== STATED PROBLEM ==
All lines holding the string "Suraj" are to be shown.

== ITEMS ==
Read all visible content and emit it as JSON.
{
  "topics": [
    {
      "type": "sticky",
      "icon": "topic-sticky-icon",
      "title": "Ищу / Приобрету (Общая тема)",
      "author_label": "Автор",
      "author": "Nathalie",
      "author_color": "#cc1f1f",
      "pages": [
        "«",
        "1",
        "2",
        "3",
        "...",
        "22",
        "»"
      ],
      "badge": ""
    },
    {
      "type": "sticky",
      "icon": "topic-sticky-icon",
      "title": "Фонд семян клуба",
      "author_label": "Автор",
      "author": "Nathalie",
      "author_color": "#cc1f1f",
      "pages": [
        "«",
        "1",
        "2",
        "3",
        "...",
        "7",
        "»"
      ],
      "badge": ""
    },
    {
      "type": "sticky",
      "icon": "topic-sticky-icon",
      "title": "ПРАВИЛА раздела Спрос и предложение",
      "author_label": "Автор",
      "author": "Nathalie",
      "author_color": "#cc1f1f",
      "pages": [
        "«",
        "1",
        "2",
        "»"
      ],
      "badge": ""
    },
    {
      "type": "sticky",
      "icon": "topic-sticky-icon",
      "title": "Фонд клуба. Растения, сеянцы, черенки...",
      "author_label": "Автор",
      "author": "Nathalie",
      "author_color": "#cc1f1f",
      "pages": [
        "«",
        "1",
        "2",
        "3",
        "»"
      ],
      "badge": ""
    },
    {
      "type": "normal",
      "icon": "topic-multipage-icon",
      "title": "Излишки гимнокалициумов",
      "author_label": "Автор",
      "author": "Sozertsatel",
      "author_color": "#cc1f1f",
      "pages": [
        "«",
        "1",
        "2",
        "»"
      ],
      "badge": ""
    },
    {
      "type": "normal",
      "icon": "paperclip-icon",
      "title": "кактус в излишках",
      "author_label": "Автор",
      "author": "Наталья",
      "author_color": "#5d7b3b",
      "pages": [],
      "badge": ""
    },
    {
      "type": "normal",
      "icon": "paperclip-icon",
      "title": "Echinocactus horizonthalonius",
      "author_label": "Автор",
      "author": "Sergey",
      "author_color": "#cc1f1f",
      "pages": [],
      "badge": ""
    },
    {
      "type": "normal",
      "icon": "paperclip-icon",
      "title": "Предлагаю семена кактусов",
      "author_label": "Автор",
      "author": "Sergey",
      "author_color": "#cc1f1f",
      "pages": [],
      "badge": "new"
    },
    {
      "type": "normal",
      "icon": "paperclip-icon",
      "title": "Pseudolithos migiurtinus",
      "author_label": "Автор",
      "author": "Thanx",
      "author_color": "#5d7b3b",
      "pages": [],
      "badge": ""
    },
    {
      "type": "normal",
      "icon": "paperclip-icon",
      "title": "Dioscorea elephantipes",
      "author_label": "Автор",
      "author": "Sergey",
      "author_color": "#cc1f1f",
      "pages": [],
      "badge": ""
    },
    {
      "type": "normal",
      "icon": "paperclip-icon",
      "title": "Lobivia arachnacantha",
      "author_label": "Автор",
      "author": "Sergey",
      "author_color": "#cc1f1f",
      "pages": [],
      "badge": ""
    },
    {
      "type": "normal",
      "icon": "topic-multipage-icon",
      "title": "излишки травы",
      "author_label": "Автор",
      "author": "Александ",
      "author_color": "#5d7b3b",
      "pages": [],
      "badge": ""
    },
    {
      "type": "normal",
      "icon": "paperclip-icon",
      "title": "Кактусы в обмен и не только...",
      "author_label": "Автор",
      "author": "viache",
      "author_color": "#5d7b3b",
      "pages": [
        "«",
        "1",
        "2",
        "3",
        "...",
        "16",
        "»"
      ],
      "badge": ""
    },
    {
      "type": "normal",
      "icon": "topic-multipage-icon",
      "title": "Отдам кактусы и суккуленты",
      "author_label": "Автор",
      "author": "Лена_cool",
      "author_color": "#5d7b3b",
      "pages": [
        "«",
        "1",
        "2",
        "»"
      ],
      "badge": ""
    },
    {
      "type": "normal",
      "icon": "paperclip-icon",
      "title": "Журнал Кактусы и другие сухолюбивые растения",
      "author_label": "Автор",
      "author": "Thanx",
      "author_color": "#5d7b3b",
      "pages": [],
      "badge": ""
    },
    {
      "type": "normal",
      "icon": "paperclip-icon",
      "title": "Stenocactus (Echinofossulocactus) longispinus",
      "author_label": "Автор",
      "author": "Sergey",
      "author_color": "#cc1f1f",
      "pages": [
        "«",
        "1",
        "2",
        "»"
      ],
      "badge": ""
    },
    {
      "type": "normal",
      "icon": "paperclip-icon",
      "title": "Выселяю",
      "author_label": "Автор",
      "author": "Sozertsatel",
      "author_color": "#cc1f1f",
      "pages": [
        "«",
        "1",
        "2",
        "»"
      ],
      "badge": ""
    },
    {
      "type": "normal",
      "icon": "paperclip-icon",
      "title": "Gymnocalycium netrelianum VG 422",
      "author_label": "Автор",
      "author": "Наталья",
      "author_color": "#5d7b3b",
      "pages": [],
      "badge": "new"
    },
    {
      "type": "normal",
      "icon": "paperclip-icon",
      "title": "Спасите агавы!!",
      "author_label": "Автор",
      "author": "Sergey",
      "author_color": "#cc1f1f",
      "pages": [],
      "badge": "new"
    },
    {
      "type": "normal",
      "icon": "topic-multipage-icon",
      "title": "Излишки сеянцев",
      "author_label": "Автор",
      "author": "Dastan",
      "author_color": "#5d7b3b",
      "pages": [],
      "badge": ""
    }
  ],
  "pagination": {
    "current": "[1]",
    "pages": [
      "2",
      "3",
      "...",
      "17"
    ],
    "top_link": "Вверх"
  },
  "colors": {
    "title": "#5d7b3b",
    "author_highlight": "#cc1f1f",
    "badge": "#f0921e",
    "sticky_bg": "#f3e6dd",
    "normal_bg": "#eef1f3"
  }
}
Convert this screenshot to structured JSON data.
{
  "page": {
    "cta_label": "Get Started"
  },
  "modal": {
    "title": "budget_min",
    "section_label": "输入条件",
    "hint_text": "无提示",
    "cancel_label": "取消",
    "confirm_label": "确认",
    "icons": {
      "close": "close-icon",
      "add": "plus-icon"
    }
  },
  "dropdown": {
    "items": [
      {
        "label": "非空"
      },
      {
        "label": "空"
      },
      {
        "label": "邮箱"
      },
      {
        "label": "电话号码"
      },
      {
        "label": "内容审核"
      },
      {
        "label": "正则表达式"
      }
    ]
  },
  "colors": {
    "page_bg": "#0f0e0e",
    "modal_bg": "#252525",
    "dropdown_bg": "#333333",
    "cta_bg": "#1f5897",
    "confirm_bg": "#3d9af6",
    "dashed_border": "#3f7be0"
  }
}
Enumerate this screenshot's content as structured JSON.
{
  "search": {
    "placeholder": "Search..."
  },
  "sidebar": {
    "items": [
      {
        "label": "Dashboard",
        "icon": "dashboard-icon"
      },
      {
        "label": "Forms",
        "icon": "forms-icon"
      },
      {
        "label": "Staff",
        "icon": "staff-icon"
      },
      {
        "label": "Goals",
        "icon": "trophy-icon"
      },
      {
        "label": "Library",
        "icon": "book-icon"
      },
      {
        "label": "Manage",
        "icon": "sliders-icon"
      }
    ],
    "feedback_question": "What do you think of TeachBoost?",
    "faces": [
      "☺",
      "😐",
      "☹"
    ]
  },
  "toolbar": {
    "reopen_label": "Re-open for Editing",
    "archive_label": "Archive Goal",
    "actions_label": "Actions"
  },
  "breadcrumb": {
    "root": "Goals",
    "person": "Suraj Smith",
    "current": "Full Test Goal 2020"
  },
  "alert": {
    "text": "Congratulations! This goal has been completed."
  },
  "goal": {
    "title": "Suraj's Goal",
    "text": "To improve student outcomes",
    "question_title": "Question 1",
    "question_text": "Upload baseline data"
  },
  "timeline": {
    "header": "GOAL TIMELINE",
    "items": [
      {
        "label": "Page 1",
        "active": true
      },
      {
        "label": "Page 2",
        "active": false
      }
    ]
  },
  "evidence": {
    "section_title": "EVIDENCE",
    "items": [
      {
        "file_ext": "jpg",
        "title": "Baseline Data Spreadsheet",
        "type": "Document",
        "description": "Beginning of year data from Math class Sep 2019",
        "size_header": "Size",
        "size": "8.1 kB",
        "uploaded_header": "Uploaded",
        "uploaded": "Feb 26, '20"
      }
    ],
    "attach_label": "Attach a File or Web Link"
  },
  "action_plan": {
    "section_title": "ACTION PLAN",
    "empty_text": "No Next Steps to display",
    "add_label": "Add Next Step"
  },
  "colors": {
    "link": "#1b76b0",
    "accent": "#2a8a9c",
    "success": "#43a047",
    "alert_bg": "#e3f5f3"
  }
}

== RESPONSE TO THIS TASK ==
    "person": "Suraj Smith",
    "title": "Suraj's Goal",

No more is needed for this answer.